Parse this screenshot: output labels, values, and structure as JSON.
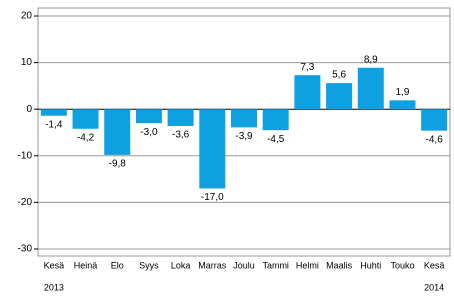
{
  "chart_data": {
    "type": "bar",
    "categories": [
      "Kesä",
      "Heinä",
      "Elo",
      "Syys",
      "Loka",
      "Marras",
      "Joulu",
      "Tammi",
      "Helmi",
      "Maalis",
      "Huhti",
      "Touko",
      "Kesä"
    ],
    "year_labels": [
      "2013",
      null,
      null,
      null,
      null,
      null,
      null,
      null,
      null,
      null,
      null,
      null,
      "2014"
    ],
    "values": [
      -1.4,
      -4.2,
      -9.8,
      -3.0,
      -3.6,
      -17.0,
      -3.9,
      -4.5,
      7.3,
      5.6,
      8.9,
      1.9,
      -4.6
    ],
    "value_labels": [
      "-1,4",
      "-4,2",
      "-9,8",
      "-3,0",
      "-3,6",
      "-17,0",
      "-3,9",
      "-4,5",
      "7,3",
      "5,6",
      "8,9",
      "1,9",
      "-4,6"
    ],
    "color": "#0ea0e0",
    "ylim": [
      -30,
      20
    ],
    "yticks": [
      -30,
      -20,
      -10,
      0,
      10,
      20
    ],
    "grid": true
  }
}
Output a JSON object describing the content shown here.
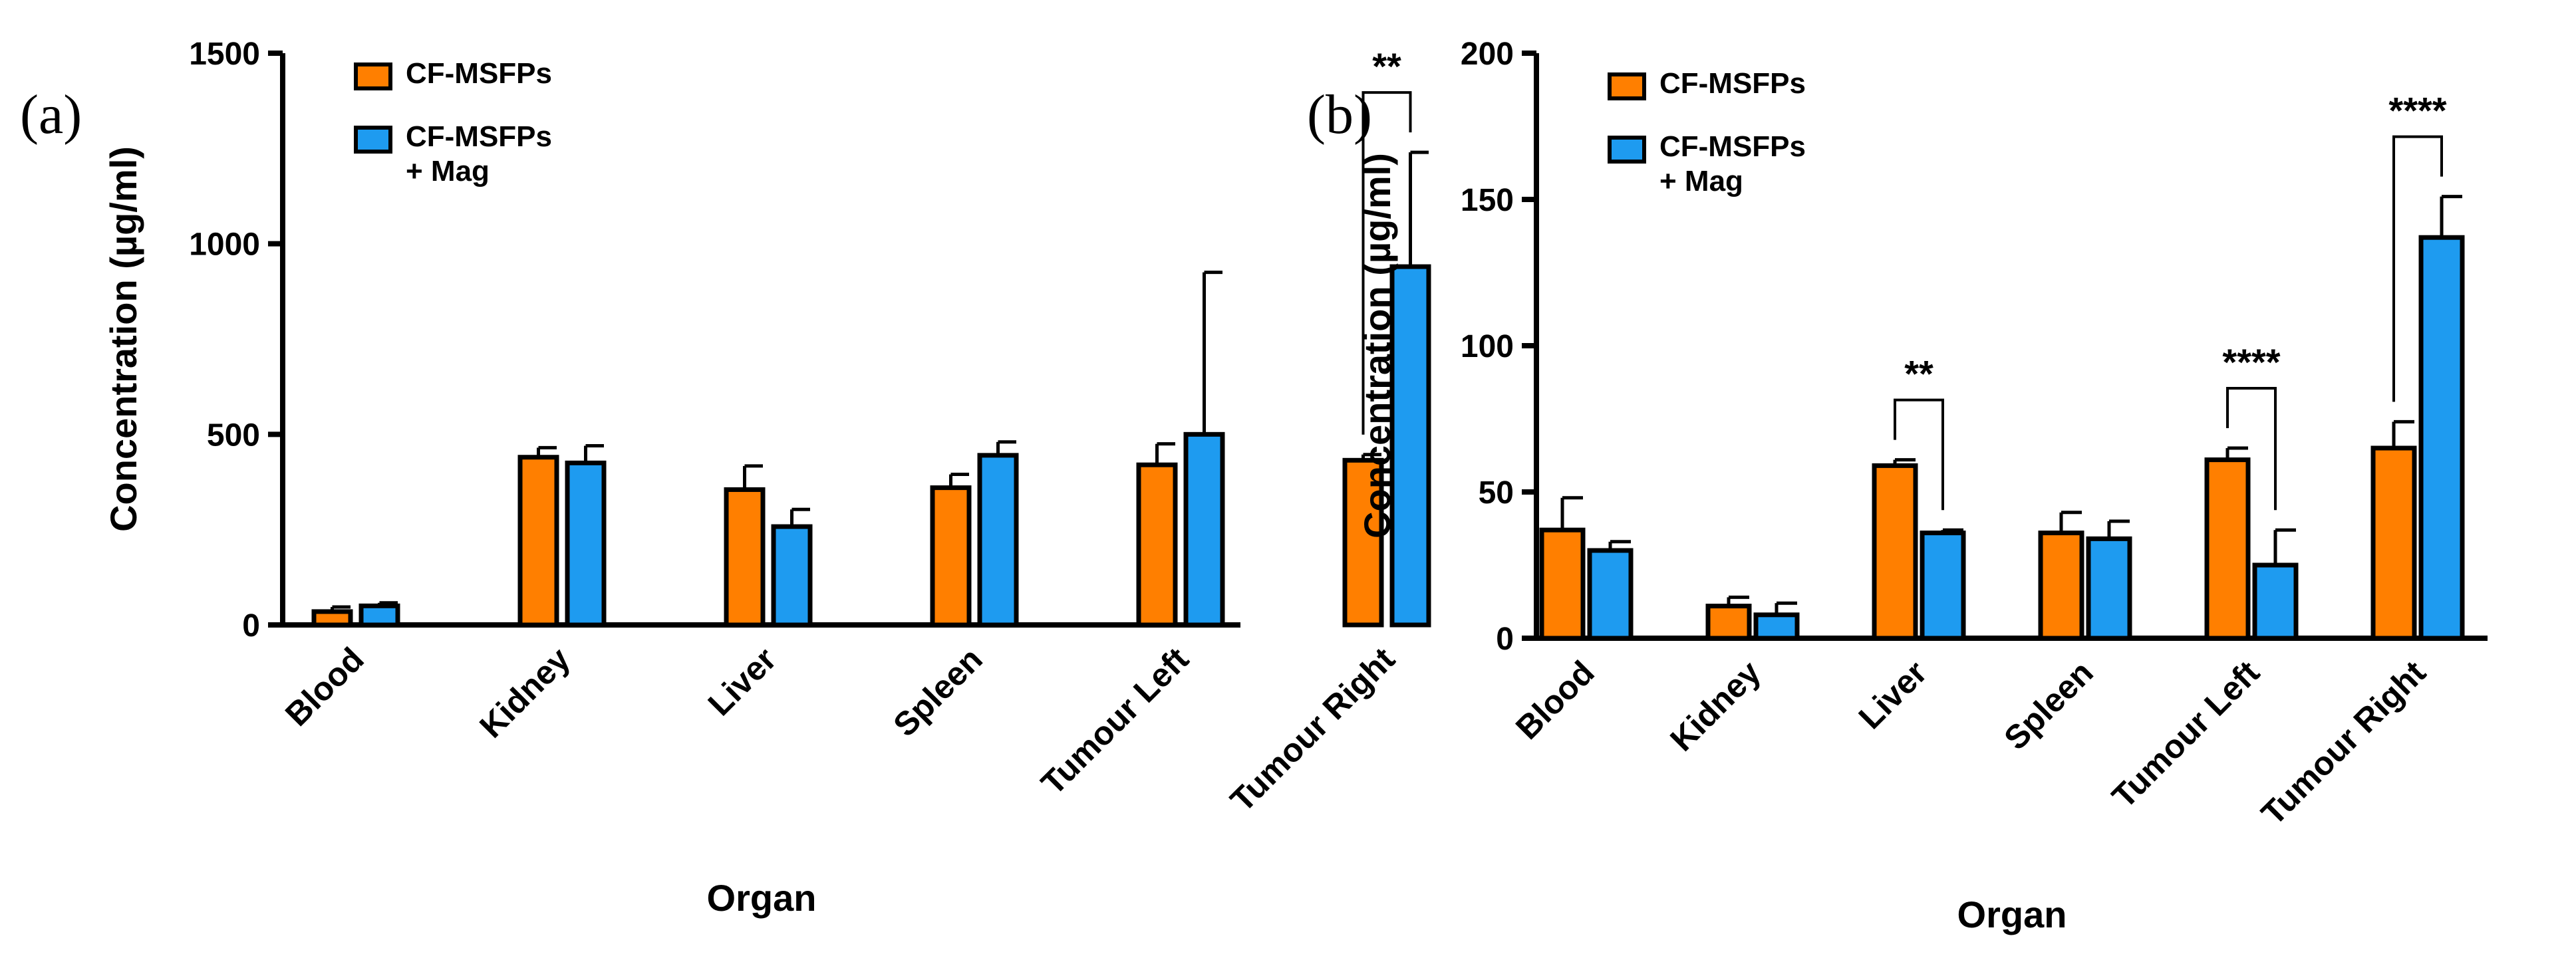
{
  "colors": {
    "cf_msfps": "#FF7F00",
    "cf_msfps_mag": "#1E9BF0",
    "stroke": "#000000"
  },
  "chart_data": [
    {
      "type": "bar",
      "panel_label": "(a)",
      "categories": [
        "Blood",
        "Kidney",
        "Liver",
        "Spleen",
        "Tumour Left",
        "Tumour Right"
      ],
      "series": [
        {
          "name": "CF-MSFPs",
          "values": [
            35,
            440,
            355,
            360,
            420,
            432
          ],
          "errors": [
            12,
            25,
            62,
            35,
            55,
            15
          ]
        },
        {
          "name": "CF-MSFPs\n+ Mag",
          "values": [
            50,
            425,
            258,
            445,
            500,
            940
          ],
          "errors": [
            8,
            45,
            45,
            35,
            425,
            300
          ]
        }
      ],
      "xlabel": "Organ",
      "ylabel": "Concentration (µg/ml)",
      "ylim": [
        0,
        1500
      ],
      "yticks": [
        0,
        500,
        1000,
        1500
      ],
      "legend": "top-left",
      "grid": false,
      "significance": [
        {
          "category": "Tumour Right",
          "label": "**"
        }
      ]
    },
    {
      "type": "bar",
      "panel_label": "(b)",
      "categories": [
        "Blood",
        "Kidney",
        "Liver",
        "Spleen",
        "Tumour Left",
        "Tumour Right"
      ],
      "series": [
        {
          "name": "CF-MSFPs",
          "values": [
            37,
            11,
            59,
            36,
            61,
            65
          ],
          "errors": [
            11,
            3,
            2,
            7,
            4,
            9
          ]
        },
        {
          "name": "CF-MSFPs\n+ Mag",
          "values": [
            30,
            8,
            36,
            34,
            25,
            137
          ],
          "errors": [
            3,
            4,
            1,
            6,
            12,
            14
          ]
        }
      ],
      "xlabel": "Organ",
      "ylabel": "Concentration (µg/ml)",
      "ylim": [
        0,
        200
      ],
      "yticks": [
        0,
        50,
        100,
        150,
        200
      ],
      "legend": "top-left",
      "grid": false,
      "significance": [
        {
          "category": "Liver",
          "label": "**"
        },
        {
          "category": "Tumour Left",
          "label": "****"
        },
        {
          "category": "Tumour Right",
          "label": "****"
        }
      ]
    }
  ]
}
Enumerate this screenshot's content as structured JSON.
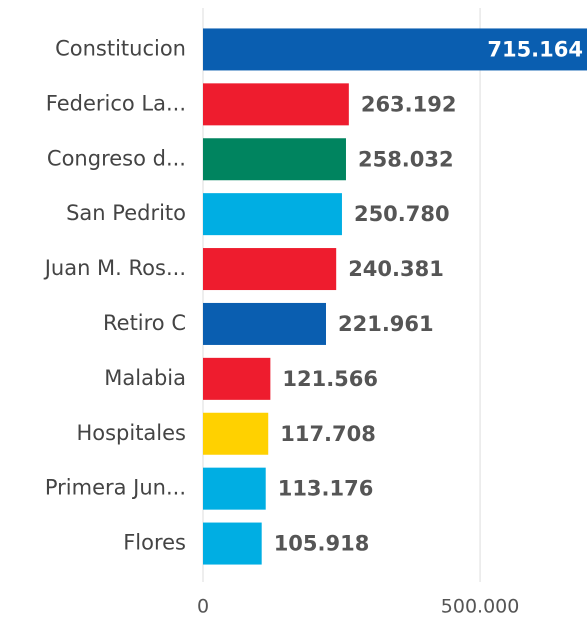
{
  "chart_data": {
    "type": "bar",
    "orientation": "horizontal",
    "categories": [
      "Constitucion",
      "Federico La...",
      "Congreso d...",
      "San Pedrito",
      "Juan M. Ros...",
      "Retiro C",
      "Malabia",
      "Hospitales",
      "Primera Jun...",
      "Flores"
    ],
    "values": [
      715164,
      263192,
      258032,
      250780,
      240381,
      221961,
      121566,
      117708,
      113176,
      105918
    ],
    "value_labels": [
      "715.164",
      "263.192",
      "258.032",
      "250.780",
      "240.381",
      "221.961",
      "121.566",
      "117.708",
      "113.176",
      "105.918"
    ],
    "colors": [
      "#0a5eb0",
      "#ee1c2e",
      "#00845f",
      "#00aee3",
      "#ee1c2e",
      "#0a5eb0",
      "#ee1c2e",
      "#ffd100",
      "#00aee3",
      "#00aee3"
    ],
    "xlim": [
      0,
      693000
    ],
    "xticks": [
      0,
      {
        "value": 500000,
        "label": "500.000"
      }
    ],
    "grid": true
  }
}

-=-=-

▶ _Work to be completed_:
Copy every record above exactly, leaving out the pictures.

▶ _Full answer_:
Parse this screenshot: output labels, values, and structure as JSON.
{
  "chart_data": {
    "type": "bar",
    "categories": [
      "Kesä",
      "Heinä",
      "Elo",
      "Syys",
      "Loka",
      "Marras",
      "Joulu",
      "Tammi",
      "Helmi",
      "Maalis",
      "Huhti",
      "Touko",
      "Kesä"
    ],
    "year_labels": [
      "2013",
      null,
      null,
      null,
      null,
      null,
      null,
      null,
      null,
      null,
      null,
      null,
      "2014"
    ],
    "values": [
      -1.4,
      -4.2,
      -9.8,
      -3.0,
      -3.6,
      -17.0,
      -3.9,
      -4.5,
      7.3,
      5.6,
      8.9,
      1.9,
      -4.6
    ],
    "value_labels": [
      "-1,4",
      "-4,2",
      "-9,8",
      "-3,0",
      "-3,6",
      "-17,0",
      "-3,9",
      "-4,5",
      "7,3",
      "5,6",
      "8,9",
      "1,9",
      "-4,6"
    ],
    "color": "#0ea0e0",
    "ylim": [
      -30,
      20
    ],
    "yticks": [
      -30,
      -20,
      -10,
      0,
      10,
      20
    ],
    "grid": true
  }
}
Output a JSON object describing the content shown here.
{
  "colors": {
    "cf_msfps": "#FF7F00",
    "cf_msfps_mag": "#1E9BF0",
    "stroke": "#000000"
  },
  "chart_data": [
    {
      "type": "bar",
      "panel_label": "(a)",
      "categories": [
        "Blood",
        "Kidney",
        "Liver",
        "Spleen",
        "Tumour Left",
        "Tumour Right"
      ],
      "series": [
        {
          "name": "CF-MSFPs",
          "values": [
            35,
            440,
            355,
            360,
            420,
            432
          ],
          "errors": [
            12,
            25,
            62,
            35,
            55,
            15
          ]
        },
        {
          "name": "CF-MSFPs\n+ Mag",
          "values": [
            50,
            425,
            258,
            445,
            500,
            940
          ],
          "errors": [
            8,
            45,
            45,
            35,
            425,
            300
          ]
        }
      ],
      "xlabel": "Organ",
      "ylabel": "Concentration (µg/ml)",
      "ylim": [
        0,
        1500
      ],
      "yticks": [
        0,
        500,
        1000,
        1500
      ],
      "legend": "top-left",
      "grid": false,
      "significance": [
        {
          "category": "Tumour Right",
          "label": "**"
        }
      ]
    },
    {
      "type": "bar",
      "panel_label": "(b)",
      "categories": [
        "Blood",
        "Kidney",
        "Liver",
        "Spleen",
        "Tumour Left",
        "Tumour Right"
      ],
      "series": [
        {
          "name": "CF-MSFPs",
          "values": [
            37,
            11,
            59,
            36,
            61,
            65
          ],
          "errors": [
            11,
            3,
            2,
            7,
            4,
            9
          ]
        },
        {
          "name": "CF-MSFPs\n+ Mag",
          "values": [
            30,
            8,
            36,
            34,
            25,
            137
          ],
          "errors": [
            3,
            4,
            1,
            6,
            12,
            14
          ]
        }
      ],
      "xlabel": "Organ",
      "ylabel": "Concentration (µg/ml)",
      "ylim": [
        0,
        200
      ],
      "yticks": [
        0,
        50,
        100,
        150,
        200
      ],
      "legend": "top-left",
      "grid": false,
      "significance": [
        {
          "category": "Liver",
          "label": "**"
        },
        {
          "category": "Tumour Left",
          "label": "****"
        },
        {
          "category": "Tumour Right",
          "label": "****"
        }
      ]
    }
  ]
}
Enumerate this screenshot's content as structured JSON.
{
  "chart_data": {
    "type": "bar",
    "orientation": "horizontal",
    "categories": [
      "Constitucion",
      "Federico La...",
      "Congreso d...",
      "San Pedrito",
      "Juan M. Ros...",
      "Retiro C",
      "Malabia",
      "Hospitales",
      "Primera Jun...",
      "Flores"
    ],
    "values": [
      715164,
      263192,
      258032,
      250780,
      240381,
      221961,
      121566,
      117708,
      113176,
      105918
    ],
    "value_labels": [
      "715.164",
      "263.192",
      "258.032",
      "250.780",
      "240.381",
      "221.961",
      "121.566",
      "117.708",
      "113.176",
      "105.918"
    ],
    "colors": [
      "#0a5eb0",
      "#ee1c2e",
      "#00845f",
      "#00aee3",
      "#ee1c2e",
      "#0a5eb0",
      "#ee1c2e",
      "#ffd100",
      "#00aee3",
      "#00aee3"
    ],
    "xlim": [
      0,
      693000
    ],
    "xticks": [
      0,
      {
        "value": 500000,
        "label": "500.000"
      }
    ],
    "grid": true
  }
}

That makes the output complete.